• DATA LISTING:
╔══

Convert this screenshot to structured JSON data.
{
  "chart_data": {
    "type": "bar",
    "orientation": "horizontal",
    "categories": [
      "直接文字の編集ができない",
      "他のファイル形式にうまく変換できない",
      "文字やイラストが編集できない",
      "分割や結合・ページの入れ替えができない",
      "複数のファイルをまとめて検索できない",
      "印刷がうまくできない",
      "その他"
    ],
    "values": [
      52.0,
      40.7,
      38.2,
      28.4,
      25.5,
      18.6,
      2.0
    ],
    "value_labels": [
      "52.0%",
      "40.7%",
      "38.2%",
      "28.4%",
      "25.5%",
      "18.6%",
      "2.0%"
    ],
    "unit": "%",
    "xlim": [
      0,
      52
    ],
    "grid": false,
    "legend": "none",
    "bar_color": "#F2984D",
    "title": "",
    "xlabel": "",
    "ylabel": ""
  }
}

╚══

Please set down the whole listing above without altering a single line.

Convert this screenshot to structured JSON data.
{
  "chart_data": {
    "type": "bar",
    "orientation": "horizontal",
    "categories": [
      "直接文字の編集ができない",
      "他のファイル形式にうまく変換できない",
      "文字やイラストが編集できない",
      "分割や結合・ページの入れ替えができない",
      "複数のファイルをまとめて検索できない",
      "印刷がうまくできない",
      "その他"
    ],
    "values": [
      52.0,
      40.7,
      38.2,
      28.4,
      25.5,
      18.6,
      2.0
    ],
    "value_labels": [
      "52.0%",
      "40.7%",
      "38.2%",
      "28.4%",
      "25.5%",
      "18.6%",
      "2.0%"
    ],
    "unit": "%",
    "xlim": [
      0,
      52
    ],
    "grid": false,
    "legend": "none",
    "bar_color": "#F2984D",
    "title": "",
    "xlabel": "",
    "ylabel": ""
  }
}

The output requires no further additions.